----- Supplied records -----

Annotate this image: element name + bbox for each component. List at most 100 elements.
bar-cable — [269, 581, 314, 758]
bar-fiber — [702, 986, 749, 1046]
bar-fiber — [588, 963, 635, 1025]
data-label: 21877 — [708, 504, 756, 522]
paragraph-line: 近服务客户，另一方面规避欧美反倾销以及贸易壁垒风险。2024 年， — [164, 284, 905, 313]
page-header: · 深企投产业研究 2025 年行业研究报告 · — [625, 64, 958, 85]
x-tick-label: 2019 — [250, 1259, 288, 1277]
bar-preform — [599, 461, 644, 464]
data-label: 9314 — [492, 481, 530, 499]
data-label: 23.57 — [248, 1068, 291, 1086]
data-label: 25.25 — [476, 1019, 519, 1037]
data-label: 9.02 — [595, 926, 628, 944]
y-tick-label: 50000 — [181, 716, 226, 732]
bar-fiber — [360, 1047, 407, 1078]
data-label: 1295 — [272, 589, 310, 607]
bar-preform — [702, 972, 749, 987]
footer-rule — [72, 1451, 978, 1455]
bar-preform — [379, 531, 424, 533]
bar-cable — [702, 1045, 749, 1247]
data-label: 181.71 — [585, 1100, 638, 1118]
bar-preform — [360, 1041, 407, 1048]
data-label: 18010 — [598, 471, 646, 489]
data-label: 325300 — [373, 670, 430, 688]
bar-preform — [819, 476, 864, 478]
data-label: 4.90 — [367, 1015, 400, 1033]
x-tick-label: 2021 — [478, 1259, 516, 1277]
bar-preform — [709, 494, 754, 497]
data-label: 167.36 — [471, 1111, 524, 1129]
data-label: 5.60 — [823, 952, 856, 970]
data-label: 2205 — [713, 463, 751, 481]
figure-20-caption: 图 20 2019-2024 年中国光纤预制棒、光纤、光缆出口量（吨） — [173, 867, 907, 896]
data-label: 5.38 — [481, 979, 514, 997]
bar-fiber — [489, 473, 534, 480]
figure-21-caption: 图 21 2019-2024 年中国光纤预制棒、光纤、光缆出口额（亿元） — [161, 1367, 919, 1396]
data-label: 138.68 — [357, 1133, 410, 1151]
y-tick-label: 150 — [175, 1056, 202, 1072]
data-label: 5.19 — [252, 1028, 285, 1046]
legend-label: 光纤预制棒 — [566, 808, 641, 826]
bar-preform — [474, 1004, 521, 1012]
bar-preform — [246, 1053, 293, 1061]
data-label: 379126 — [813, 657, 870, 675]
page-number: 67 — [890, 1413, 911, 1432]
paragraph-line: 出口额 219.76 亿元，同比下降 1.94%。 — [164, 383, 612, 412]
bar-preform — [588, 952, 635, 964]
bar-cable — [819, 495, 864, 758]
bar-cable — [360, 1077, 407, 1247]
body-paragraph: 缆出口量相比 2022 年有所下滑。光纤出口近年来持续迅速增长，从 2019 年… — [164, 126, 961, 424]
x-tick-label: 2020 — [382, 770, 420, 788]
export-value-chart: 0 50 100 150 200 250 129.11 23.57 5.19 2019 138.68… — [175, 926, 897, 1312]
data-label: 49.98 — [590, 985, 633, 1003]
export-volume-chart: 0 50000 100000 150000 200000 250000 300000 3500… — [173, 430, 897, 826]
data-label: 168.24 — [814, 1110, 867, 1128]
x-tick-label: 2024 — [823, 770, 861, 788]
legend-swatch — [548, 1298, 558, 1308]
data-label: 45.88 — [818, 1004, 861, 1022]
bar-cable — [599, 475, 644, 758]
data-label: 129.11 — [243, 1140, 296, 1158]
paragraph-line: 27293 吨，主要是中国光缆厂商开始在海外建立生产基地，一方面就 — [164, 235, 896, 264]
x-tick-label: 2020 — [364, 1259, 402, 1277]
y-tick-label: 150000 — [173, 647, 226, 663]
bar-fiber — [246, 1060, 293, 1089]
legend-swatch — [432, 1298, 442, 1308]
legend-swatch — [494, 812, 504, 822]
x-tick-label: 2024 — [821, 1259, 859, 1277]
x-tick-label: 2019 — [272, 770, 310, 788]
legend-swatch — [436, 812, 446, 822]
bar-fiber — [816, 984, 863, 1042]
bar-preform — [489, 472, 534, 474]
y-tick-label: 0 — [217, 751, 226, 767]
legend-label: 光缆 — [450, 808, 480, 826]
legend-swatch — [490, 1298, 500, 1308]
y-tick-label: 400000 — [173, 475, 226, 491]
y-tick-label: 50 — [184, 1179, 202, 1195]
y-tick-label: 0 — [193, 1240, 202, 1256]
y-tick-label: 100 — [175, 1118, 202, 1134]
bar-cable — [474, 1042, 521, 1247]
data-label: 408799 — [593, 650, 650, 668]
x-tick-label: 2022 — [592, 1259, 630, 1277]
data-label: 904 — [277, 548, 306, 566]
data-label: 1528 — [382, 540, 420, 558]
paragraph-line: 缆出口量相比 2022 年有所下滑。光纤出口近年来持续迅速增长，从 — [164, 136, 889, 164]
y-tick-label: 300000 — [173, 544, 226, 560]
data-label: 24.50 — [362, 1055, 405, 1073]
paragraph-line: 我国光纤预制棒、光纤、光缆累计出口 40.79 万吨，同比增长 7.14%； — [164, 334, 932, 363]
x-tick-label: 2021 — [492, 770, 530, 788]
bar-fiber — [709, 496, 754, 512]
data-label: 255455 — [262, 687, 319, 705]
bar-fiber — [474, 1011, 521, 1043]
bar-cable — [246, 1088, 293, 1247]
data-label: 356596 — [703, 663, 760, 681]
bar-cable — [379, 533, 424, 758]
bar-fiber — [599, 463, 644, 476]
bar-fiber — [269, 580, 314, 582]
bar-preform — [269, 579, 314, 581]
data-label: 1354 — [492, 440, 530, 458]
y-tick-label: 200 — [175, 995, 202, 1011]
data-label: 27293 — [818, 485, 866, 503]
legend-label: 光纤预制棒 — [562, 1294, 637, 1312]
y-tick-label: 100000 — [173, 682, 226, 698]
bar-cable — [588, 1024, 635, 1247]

-----

> Given request
Please copy out the stretch of rows from the start through the line containing "data-label: 49.98 — [590, 985, 633, 1003]", both ends included.

> Complete output
Annotate this image: element name + bbox for each component. List at most 100 elements.
bar-cable — [269, 581, 314, 758]
bar-fiber — [702, 986, 749, 1046]
bar-fiber — [588, 963, 635, 1025]
data-label: 21877 — [708, 504, 756, 522]
paragraph-line: 近服务客户，另一方面规避欧美反倾销以及贸易壁垒风险。2024 年， — [164, 284, 905, 313]
page-header: · 深企投产业研究 2025 年行业研究报告 · — [625, 64, 958, 85]
x-tick-label: 2019 — [250, 1259, 288, 1277]
bar-preform — [599, 461, 644, 464]
data-label: 9314 — [492, 481, 530, 499]
data-label: 23.57 — [248, 1068, 291, 1086]
data-label: 25.25 — [476, 1019, 519, 1037]
data-label: 9.02 — [595, 926, 628, 944]
y-tick-label: 50000 — [181, 716, 226, 732]
bar-fiber — [360, 1047, 407, 1078]
data-label: 1295 — [272, 589, 310, 607]
bar-preform — [702, 972, 749, 987]
footer-rule — [72, 1451, 978, 1455]
bar-preform — [379, 531, 424, 533]
bar-cable — [702, 1045, 749, 1247]
data-label: 181.71 — [585, 1100, 638, 1118]
bar-preform — [360, 1041, 407, 1048]
data-label: 18010 — [598, 471, 646, 489]
data-label: 325300 — [373, 670, 430, 688]
bar-preform — [819, 476, 864, 478]
data-label: 4.90 — [367, 1015, 400, 1033]
x-tick-label: 2021 — [478, 1259, 516, 1277]
bar-preform — [709, 494, 754, 497]
data-label: 167.36 — [471, 1111, 524, 1129]
data-label: 5.60 — [823, 952, 856, 970]
data-label: 2205 — [713, 463, 751, 481]
figure-20-caption: 图 20 2019-2024 年中国光纤预制棒、光纤、光缆出口量（吨） — [173, 867, 907, 896]
data-label: 5.38 — [481, 979, 514, 997]
bar-fiber — [489, 473, 534, 480]
figure-21-caption: 图 21 2019-2024 年中国光纤预制棒、光纤、光缆出口额（亿元） — [161, 1367, 919, 1396]
data-label: 138.68 — [357, 1133, 410, 1151]
y-tick-label: 150 — [175, 1056, 202, 1072]
data-label: 5.19 — [252, 1028, 285, 1046]
legend-label: 光纤预制棒 — [566, 808, 641, 826]
bar-preform — [474, 1004, 521, 1012]
bar-preform — [246, 1053, 293, 1061]
data-label: 379126 — [813, 657, 870, 675]
page-number: 67 — [890, 1413, 911, 1432]
paragraph-line: 出口额 219.76 亿元，同比下降 1.94%。 — [164, 383, 612, 412]
bar-preform — [588, 952, 635, 964]
bar-cable — [819, 495, 864, 758]
bar-cable — [360, 1077, 407, 1247]
body-paragraph: 缆出口量相比 2022 年有所下滑。光纤出口近年来持续迅速增长，从 2019 年… — [164, 126, 961, 424]
x-tick-label: 2020 — [382, 770, 420, 788]
export-value-chart: 0 50 100 150 200 250 129.11 23.57 5.19 2019 138.68… — [175, 926, 897, 1312]
data-label: 49.98 — [590, 985, 633, 1003]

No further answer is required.